Restate each line of the listing exactly, without carrying over any pictures.
..........
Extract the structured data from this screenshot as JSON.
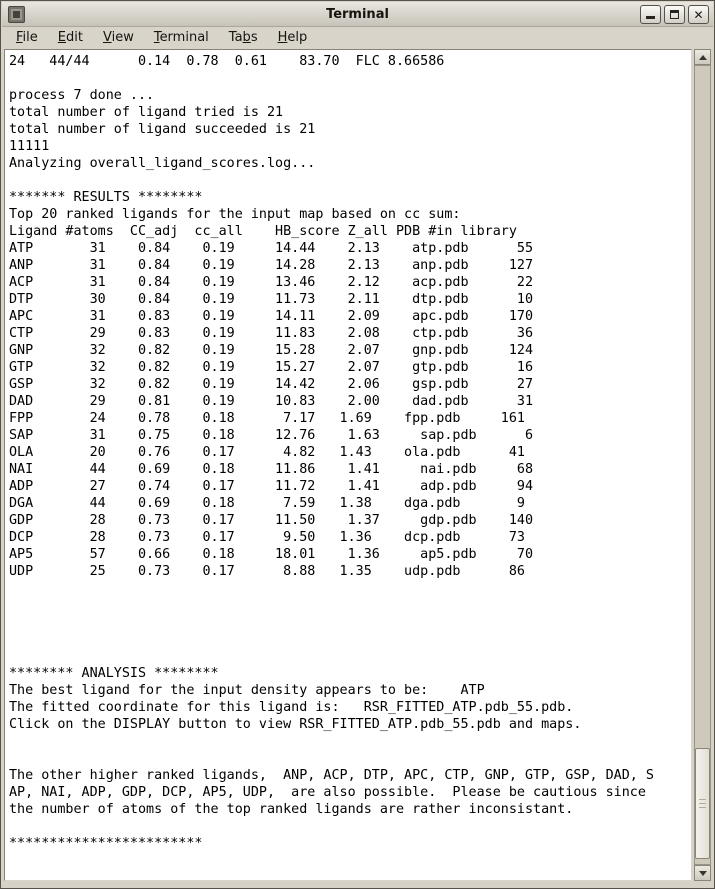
{
  "window": {
    "title": "Terminal"
  },
  "menu": {
    "items": [
      {
        "pre": "",
        "key": "F",
        "rest": "ile"
      },
      {
        "pre": "",
        "key": "E",
        "rest": "dit"
      },
      {
        "pre": "",
        "key": "V",
        "rest": "iew"
      },
      {
        "pre": "",
        "key": "T",
        "rest": "erminal"
      },
      {
        "pre": "Ta",
        "key": "b",
        "rest": "s"
      },
      {
        "pre": "",
        "key": "H",
        "rest": "elp"
      }
    ]
  },
  "icons": {
    "app_icon": "terminal-icon",
    "minimize": "minimize-icon",
    "maximize": "maximize-icon",
    "close": "close-icon",
    "scroll_up": "arrow-up-icon",
    "scroll_down": "arrow-down-icon"
  },
  "colors": {
    "chrome": "#d6d2c8",
    "terminal_bg": "#ffffff",
    "terminal_fg": "#000000"
  },
  "terminal": {
    "lines": [
      "24   44/44      0.14  0.78  0.61    83.70  FLC 8.66586",
      "",
      "process 7 done ...",
      "total number of ligand tried is 21",
      "total number of ligand succeeded is 21",
      "11111",
      "Analyzing overall_ligand_scores.log...",
      "",
      "******* RESULTS ********",
      "Top 20 ranked ligands for the input map based on cc sum:",
      "Ligand #atoms  CC_adj  cc_all    HB_score Z_all PDB #in library",
      "ATP       31    0.84    0.19     14.44    2.13    atp.pdb      55",
      "ANP       31    0.84    0.19     14.28    2.13    anp.pdb     127",
      "ACP       31    0.84    0.19     13.46    2.12    acp.pdb      22",
      "DTP       30    0.84    0.19     11.73    2.11    dtp.pdb      10",
      "APC       31    0.83    0.19     14.11    2.09    apc.pdb     170",
      "CTP       29    0.83    0.19     11.83    2.08    ctp.pdb      36",
      "GNP       32    0.82    0.19     15.28    2.07    gnp.pdb     124",
      "GTP       32    0.82    0.19     15.27    2.07    gtp.pdb      16",
      "GSP       32    0.82    0.19     14.42    2.06    gsp.pdb      27",
      "DAD       29    0.81    0.19     10.83    2.00    dad.pdb      31",
      "FPP       24    0.78    0.18      7.17   1.69    fpp.pdb     161",
      "SAP       31    0.75    0.18     12.76    1.63     sap.pdb      6",
      "OLA       20    0.76    0.17      4.82   1.43    ola.pdb      41",
      "NAI       44    0.69    0.18     11.86    1.41     nai.pdb     68",
      "ADP       27    0.74    0.17     11.72    1.41     adp.pdb     94",
      "DGA       44    0.69    0.18      7.59   1.38    dga.pdb       9",
      "GDP       28    0.73    0.17     11.50    1.37     gdp.pdb    140",
      "DCP       28    0.73    0.17      9.50   1.36    dcp.pdb      73",
      "AP5       57    0.66    0.18     18.01    1.36     ap5.pdb     70",
      "UDP       25    0.73    0.17      8.88   1.35    udp.pdb      86",
      "",
      "",
      "",
      "",
      "",
      "******** ANALYSIS ********",
      "The best ligand for the input density appears to be:    ATP",
      "The fitted coordinate for this ligand is:   RSR_FITTED_ATP.pdb_55.pdb.",
      "Click on the DISPLAY button to view RSR_FITTED_ATP.pdb_55.pdb and maps.",
      "",
      "",
      "The other higher ranked ligands,  ANP, ACP, DTP, APC, CTP, GNP, GTP, GSP, DAD, S",
      "AP, NAI, ADP, GDP, DCP, AP5, UDP,  are also possible.  Please be cautious since",
      "the number of atoms of the top ranked ligands are rather inconsistant.",
      "",
      "************************"
    ]
  }
}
..........
Solution:
Extract the structured data from this screenshot as JSON.
{
  "window": {
    "title": "Terminal"
  },
  "menu": {
    "items": [
      {
        "pre": "",
        "key": "F",
        "rest": "ile"
      },
      {
        "pre": "",
        "key": "E",
        "rest": "dit"
      },
      {
        "pre": "",
        "key": "V",
        "rest": "iew"
      },
      {
        "pre": "",
        "key": "T",
        "rest": "erminal"
      },
      {
        "pre": "Ta",
        "key": "b",
        "rest": "s"
      },
      {
        "pre": "",
        "key": "H",
        "rest": "elp"
      }
    ]
  },
  "icons": {
    "app_icon": "terminal-icon",
    "minimize": "minimize-icon",
    "maximize": "maximize-icon",
    "close": "close-icon",
    "scroll_up": "arrow-up-icon",
    "scroll_down": "arrow-down-icon"
  },
  "colors": {
    "chrome": "#d6d2c8",
    "terminal_bg": "#ffffff",
    "terminal_fg": "#000000"
  },
  "terminal": {
    "lines": [
      "24   44/44      0.14  0.78  0.61    83.70  FLC 8.66586",
      "",
      "process 7 done ...",
      "total number of ligand tried is 21",
      "total number of ligand succeeded is 21",
      "11111",
      "Analyzing overall_ligand_scores.log...",
      "",
      "******* RESULTS ********",
      "Top 20 ranked ligands for the input map based on cc sum:",
      "Ligand #atoms  CC_adj  cc_all    HB_score Z_all PDB #in library",
      "ATP       31    0.84    0.19     14.44    2.13    atp.pdb      55",
      "ANP       31    0.84    0.19     14.28    2.13    anp.pdb     127",
      "ACP       31    0.84    0.19     13.46    2.12    acp.pdb      22",
      "DTP       30    0.84    0.19     11.73    2.11    dtp.pdb      10",
      "APC       31    0.83    0.19     14.11    2.09    apc.pdb     170",
      "CTP       29    0.83    0.19     11.83    2.08    ctp.pdb      36",
      "GNP       32    0.82    0.19     15.28    2.07    gnp.pdb     124",
      "GTP       32    0.82    0.19     15.27    2.07    gtp.pdb      16",
      "GSP       32    0.82    0.19     14.42    2.06    gsp.pdb      27",
      "DAD       29    0.81    0.19     10.83    2.00    dad.pdb      31",
      "FPP       24    0.78    0.18      7.17   1.69    fpp.pdb     161",
      "SAP       31    0.75    0.18     12.76    1.63     sap.pdb      6",
      "OLA       20    0.76    0.17      4.82   1.43    ola.pdb      41",
      "NAI       44    0.69    0.18     11.86    1.41     nai.pdb     68",
      "ADP       27    0.74    0.17     11.72    1.41     adp.pdb     94",
      "DGA       44    0.69    0.18      7.59   1.38    dga.pdb       9",
      "GDP       28    0.73    0.17     11.50    1.37     gdp.pdb    140",
      "DCP       28    0.73    0.17      9.50   1.36    dcp.pdb      73",
      "AP5       57    0.66    0.18     18.01    1.36     ap5.pdb     70",
      "UDP       25    0.73    0.17      8.88   1.35    udp.pdb      86",
      "",
      "",
      "",
      "",
      "",
      "******** ANALYSIS ********",
      "The best ligand for the input density appears to be:    ATP",
      "The fitted coordinate for this ligand is:   RSR_FITTED_ATP.pdb_55.pdb.",
      "Click on the DISPLAY button to view RSR_FITTED_ATP.pdb_55.pdb and maps.",
      "",
      "",
      "The other higher ranked ligands,  ANP, ACP, DTP, APC, CTP, GNP, GTP, GSP, DAD, S",
      "AP, NAI, ADP, GDP, DCP, AP5, UDP,  are also possible.  Please be cautious since",
      "the number of atoms of the top ranked ligands are rather inconsistant.",
      "",
      "************************"
    ]
  }
}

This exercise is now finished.